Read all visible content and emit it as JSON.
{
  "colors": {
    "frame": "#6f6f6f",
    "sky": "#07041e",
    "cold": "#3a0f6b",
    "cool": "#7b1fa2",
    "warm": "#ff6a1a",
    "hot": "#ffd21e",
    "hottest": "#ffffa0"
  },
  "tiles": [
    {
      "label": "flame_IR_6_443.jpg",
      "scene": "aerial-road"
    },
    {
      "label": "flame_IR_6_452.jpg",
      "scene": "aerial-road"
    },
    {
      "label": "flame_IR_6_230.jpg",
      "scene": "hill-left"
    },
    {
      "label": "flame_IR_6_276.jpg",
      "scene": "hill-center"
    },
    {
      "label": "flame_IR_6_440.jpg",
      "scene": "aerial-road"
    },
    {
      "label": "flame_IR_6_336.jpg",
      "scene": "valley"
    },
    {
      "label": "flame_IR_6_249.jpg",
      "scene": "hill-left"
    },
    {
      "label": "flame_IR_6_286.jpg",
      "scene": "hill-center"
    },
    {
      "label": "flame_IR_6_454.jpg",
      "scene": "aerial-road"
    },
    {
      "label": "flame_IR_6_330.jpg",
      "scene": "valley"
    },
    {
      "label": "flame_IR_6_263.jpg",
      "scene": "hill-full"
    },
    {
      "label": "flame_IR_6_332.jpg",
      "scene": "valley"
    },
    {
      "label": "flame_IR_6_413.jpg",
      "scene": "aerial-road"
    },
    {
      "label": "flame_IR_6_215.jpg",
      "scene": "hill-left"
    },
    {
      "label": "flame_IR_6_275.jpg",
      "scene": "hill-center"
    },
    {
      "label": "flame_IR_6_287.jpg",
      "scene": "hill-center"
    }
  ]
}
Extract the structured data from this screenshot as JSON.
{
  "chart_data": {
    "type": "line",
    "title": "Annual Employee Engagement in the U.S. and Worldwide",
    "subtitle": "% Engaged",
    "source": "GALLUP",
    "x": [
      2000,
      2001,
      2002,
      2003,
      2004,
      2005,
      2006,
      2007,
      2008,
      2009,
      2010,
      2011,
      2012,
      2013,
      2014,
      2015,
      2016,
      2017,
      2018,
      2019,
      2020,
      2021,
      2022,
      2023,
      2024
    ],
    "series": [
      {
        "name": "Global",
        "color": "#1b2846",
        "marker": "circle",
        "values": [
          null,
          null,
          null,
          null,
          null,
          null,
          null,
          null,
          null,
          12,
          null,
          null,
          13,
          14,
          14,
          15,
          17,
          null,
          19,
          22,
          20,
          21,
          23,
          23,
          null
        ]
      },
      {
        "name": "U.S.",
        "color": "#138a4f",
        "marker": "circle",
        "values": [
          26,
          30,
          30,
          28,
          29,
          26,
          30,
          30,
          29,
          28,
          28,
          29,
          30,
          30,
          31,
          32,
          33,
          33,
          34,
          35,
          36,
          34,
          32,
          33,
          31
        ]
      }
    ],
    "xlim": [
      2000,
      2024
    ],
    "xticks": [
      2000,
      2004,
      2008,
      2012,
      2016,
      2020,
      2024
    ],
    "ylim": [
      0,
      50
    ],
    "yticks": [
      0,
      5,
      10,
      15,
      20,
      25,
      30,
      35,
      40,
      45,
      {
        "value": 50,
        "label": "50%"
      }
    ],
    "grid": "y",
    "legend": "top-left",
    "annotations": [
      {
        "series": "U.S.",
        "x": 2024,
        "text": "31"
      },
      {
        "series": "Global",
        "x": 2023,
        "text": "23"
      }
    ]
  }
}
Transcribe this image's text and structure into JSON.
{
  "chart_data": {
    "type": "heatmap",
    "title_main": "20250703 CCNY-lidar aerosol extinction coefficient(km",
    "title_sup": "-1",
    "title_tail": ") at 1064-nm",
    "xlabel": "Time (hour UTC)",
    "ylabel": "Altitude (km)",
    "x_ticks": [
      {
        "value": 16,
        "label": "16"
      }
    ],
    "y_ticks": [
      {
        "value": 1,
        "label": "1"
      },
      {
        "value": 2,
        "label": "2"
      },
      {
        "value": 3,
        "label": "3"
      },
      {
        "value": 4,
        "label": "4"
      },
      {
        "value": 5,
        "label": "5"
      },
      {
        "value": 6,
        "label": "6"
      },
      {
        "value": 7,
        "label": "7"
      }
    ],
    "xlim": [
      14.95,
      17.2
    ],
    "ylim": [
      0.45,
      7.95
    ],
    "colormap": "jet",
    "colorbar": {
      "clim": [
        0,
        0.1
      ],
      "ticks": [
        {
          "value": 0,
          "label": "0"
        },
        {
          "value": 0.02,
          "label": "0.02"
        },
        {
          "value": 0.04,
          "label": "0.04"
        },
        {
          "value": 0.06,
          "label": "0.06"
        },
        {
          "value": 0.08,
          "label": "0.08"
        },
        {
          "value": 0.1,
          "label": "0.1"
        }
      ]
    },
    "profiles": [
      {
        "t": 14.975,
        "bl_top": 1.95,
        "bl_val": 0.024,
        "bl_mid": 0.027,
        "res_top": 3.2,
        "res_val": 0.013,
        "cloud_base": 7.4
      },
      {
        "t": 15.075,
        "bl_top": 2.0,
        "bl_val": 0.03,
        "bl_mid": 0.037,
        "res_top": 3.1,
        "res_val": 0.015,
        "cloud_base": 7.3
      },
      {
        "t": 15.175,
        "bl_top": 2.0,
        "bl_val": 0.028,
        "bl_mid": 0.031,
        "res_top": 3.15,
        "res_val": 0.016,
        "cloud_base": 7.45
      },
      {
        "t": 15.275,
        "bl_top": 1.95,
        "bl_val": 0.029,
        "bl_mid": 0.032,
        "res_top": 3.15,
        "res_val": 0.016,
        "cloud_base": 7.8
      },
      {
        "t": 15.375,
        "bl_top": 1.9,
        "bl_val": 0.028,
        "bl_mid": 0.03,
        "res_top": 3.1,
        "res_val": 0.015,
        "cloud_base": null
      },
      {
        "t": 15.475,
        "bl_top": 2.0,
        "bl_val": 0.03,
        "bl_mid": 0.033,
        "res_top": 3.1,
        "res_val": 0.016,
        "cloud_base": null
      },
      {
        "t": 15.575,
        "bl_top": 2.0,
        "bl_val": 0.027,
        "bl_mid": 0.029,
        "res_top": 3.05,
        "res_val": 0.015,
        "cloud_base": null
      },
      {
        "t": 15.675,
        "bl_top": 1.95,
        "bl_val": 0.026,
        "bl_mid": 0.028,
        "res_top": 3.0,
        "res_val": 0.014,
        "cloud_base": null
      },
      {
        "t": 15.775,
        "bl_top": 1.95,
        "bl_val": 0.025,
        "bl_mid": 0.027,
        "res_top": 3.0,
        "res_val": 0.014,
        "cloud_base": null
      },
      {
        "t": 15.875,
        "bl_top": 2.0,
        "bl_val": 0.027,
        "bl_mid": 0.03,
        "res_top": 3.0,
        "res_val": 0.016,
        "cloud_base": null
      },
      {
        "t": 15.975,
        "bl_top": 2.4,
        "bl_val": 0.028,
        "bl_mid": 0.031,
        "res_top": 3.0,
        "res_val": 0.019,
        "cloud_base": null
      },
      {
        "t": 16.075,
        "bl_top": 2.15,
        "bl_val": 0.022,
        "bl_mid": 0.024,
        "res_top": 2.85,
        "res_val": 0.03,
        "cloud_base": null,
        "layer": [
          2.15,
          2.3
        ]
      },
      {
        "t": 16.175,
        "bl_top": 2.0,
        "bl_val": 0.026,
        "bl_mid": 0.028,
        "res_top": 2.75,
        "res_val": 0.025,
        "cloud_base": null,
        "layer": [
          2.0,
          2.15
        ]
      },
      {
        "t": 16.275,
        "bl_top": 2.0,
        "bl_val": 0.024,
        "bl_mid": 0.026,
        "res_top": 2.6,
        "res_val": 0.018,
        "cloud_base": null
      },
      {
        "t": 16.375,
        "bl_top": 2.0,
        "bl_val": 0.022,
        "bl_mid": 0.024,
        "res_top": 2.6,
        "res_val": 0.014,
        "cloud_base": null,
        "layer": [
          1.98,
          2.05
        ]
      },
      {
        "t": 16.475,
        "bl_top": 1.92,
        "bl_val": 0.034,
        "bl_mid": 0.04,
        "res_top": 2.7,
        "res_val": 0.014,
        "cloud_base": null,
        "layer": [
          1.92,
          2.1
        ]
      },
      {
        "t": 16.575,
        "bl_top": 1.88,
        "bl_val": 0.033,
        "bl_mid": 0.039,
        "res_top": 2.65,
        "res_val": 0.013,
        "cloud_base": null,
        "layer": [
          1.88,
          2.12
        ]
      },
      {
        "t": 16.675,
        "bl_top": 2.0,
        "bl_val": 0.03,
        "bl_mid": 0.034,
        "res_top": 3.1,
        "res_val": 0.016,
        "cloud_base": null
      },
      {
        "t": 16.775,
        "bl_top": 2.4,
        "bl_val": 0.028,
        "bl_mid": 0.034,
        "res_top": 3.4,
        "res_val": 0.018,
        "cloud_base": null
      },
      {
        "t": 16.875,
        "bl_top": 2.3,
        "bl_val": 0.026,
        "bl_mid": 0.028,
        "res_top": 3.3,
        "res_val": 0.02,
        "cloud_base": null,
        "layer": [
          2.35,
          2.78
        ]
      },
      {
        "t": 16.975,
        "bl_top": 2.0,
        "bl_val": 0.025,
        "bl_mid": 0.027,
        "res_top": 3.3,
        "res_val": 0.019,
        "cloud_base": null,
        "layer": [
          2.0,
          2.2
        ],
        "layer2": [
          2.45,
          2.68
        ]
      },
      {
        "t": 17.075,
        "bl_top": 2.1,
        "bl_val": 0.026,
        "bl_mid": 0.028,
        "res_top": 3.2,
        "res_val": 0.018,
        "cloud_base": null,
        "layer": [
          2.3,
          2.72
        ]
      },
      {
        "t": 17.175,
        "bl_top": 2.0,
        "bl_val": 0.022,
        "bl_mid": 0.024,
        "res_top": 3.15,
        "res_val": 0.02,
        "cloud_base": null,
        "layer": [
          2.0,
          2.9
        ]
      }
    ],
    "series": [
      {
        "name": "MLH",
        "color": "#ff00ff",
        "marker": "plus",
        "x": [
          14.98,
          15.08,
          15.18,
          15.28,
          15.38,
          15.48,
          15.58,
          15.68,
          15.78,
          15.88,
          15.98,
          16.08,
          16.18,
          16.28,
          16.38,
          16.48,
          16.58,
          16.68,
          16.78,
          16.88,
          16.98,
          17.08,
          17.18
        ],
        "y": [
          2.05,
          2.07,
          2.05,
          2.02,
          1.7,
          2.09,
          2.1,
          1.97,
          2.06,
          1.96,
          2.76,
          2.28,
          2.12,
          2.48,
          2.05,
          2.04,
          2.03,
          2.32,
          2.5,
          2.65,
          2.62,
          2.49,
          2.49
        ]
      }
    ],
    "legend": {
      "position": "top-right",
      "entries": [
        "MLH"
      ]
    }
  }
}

──────────────────────────────

_THE TASK_
Extract all lines that hold the word "this".

_RESPONSE_
Extract the structured data from this screenshot as JSON.
Transcribe this image's text and structure into JSON.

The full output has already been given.